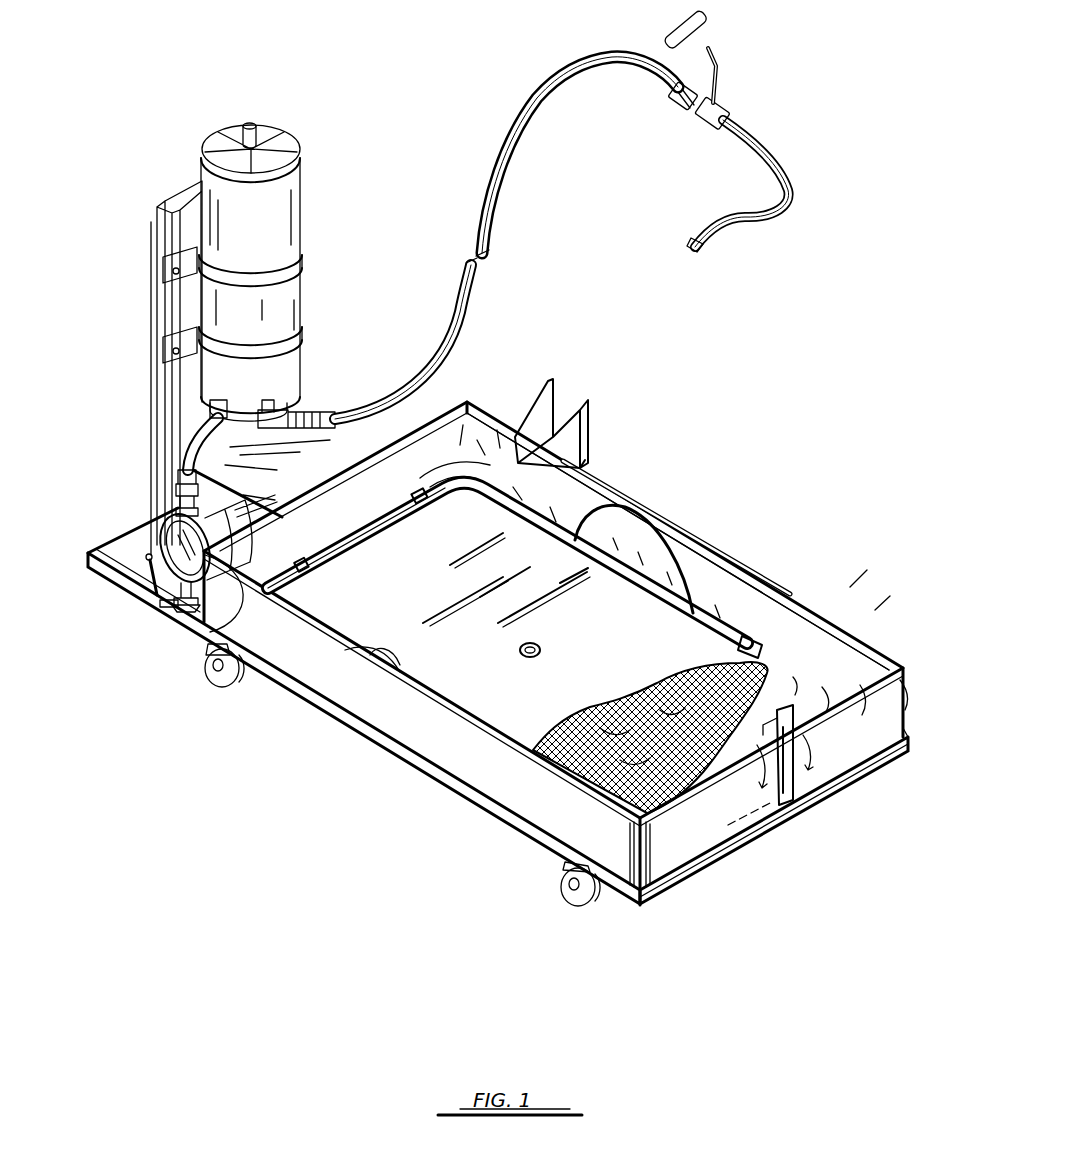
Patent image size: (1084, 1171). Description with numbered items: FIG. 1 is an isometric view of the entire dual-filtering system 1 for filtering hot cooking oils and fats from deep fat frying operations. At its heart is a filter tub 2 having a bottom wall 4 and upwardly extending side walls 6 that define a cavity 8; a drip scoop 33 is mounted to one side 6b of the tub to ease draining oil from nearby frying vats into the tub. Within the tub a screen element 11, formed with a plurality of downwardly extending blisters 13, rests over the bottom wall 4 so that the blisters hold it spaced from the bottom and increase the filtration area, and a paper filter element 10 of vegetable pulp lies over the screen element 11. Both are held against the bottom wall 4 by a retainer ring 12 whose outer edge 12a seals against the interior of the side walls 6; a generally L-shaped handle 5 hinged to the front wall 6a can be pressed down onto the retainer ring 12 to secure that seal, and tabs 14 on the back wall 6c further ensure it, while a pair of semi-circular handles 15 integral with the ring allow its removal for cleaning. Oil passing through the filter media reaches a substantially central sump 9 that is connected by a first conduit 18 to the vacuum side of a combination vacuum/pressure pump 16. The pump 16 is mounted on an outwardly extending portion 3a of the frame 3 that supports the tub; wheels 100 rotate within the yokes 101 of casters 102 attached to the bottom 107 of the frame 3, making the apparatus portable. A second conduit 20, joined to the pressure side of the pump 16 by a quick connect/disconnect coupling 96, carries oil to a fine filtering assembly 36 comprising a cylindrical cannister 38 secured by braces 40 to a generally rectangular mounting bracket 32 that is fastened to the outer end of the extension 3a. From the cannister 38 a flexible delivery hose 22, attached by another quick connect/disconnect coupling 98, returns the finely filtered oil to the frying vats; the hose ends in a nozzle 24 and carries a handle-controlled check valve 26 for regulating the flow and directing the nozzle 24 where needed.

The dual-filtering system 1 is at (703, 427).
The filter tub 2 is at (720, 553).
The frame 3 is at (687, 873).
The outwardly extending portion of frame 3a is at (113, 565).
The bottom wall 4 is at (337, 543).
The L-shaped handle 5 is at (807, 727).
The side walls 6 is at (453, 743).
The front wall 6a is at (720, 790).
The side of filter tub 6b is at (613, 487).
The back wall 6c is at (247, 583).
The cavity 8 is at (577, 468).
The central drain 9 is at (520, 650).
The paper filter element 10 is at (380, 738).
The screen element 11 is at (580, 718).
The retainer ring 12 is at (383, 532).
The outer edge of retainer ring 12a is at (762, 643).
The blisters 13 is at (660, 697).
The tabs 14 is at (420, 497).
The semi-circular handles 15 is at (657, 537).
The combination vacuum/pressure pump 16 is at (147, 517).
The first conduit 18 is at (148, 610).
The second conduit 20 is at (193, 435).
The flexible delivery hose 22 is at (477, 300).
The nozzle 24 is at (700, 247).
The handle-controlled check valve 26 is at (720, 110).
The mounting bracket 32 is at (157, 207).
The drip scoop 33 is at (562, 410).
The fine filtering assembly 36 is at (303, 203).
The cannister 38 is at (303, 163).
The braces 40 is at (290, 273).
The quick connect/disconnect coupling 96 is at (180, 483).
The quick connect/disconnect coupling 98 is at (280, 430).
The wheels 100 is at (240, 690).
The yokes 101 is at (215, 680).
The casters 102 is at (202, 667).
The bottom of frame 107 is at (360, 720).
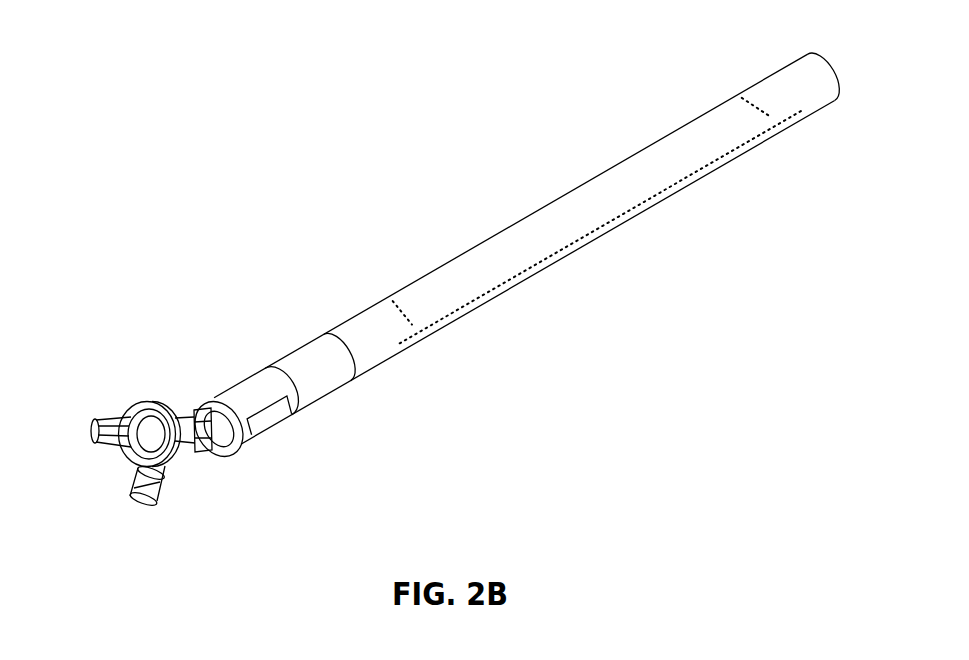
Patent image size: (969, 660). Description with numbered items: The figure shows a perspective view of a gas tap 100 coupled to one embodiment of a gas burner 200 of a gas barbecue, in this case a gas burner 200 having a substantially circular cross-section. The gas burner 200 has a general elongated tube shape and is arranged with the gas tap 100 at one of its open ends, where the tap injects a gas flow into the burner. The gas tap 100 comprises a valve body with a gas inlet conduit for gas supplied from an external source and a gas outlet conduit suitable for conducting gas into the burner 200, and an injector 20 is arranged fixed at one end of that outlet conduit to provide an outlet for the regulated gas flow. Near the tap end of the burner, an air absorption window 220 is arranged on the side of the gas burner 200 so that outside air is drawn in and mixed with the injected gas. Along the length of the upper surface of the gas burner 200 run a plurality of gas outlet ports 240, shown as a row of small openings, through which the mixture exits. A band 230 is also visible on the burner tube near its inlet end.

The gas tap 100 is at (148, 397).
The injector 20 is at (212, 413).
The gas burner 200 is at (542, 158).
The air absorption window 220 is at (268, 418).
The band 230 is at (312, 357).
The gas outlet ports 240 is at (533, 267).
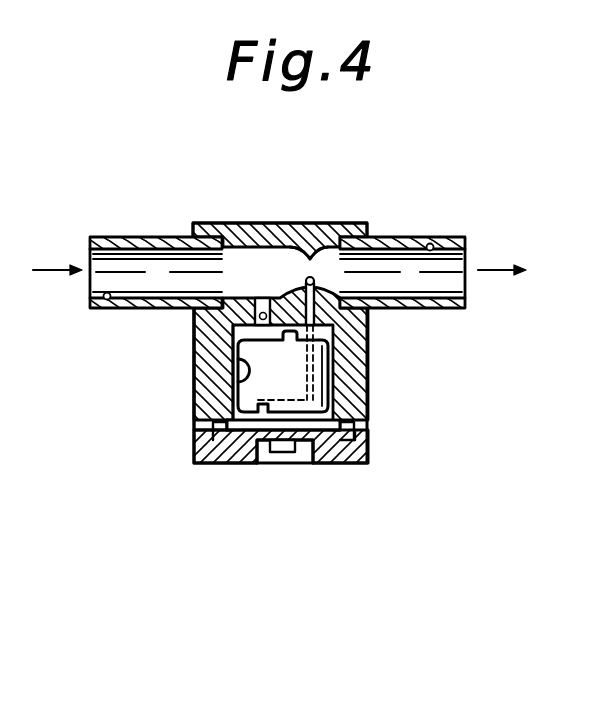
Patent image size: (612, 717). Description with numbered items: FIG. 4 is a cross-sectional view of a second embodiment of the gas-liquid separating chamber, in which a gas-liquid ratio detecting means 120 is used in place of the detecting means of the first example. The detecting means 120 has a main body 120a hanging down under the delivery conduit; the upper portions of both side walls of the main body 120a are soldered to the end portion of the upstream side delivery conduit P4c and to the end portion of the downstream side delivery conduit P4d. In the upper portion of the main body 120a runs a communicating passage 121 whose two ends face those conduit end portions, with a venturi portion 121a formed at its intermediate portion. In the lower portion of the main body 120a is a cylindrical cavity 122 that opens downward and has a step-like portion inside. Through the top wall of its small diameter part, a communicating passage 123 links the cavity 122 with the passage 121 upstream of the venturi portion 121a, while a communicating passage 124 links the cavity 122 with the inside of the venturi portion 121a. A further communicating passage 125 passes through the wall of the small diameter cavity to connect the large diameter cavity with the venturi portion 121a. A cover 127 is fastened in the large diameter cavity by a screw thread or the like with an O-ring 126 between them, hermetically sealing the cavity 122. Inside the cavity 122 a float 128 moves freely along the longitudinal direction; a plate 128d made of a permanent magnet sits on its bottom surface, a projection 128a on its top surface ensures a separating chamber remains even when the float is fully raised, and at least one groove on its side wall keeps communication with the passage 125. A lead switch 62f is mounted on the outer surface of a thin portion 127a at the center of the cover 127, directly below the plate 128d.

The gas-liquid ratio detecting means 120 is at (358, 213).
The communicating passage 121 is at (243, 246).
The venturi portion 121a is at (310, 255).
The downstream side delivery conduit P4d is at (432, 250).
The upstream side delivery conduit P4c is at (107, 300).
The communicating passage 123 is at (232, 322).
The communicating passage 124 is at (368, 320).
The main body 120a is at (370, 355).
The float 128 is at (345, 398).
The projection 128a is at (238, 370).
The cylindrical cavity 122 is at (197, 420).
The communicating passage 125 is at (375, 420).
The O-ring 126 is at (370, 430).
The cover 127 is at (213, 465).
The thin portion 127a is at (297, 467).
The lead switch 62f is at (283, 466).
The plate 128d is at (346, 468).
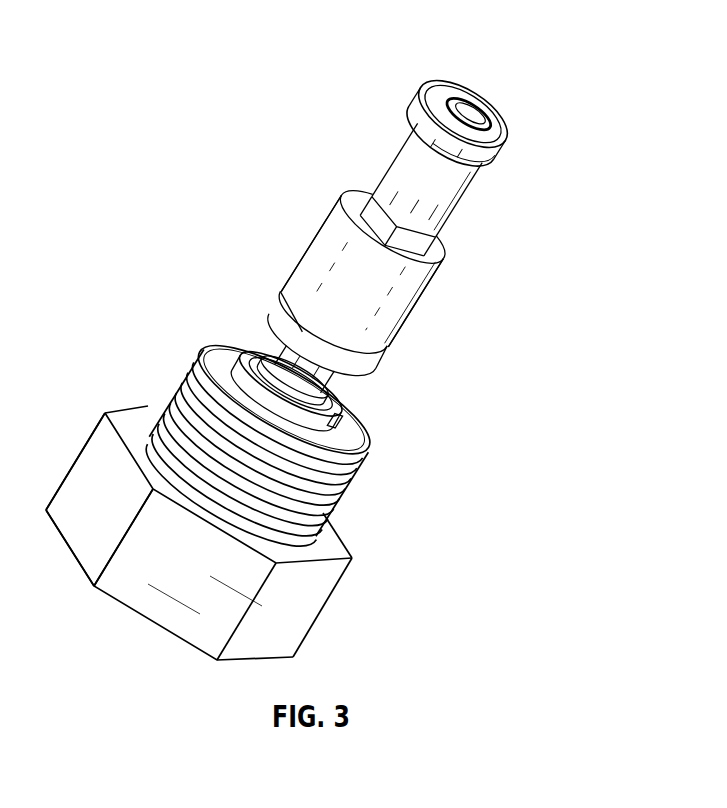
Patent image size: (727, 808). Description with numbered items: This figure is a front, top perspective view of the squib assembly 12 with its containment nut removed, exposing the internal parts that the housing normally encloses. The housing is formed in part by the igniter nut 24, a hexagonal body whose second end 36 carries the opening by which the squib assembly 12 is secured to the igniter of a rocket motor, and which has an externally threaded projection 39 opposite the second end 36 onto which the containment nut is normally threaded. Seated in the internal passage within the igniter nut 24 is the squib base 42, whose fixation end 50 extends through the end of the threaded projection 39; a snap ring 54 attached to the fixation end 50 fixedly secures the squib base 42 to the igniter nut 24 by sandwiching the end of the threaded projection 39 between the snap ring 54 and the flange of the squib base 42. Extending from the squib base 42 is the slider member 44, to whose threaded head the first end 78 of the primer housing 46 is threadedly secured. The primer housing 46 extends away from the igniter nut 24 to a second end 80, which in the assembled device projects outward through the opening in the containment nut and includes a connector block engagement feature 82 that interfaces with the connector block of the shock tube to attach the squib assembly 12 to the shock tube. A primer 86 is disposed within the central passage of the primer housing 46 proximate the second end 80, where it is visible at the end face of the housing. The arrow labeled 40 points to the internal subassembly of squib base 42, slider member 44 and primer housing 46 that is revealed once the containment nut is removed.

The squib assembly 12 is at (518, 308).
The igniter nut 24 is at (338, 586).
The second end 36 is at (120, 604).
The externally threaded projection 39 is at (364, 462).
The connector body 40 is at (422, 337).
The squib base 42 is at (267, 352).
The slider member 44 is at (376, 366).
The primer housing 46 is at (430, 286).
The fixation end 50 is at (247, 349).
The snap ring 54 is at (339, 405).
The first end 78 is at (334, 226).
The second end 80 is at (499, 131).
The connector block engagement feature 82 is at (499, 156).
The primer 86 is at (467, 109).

□ □ □ □ □

EXERCISE DESCRIPTION: Reproduce the items from the line with "Patent image size: (969, 660)." up to and including the line with "The gas tap 100 is at (148, 397).", replacing "perspective view" with "oblique view" and leaving everything else unchanged.

FULL SOLUTION:
Patent image size: (969, 660). Description with numbered items: The figure shows a oblique view of a gas tap 100 coupled to one embodiment of a gas burner 200 of a gas barbecue, in this case a gas burner 200 having a substantially circular cross-section. The gas burner 200 has a general elongated tube shape and is arranged with the gas tap 100 at one of its open ends, where the tap injects a gas flow into the burner. The gas tap 100 comprises a valve body with a gas inlet conduit for gas supplied from an external source and a gas outlet conduit suitable for conducting gas into the burner 200, and an injector 20 is arranged fixed at one end of that outlet conduit to provide an outlet for the regulated gas flow. Near the tap end of the burner, an air absorption window 220 is arranged on the side of the gas burner 200 so that outside air is drawn in and mixed with the injected gas. Along the length of the upper surface of the gas burner 200 run a plurality of gas outlet ports 240, shown as a row of small openings, through which the mixture exits. A band 230 is also visible on the burner tube near its inlet end.

The gas tap 100 is at (148, 397).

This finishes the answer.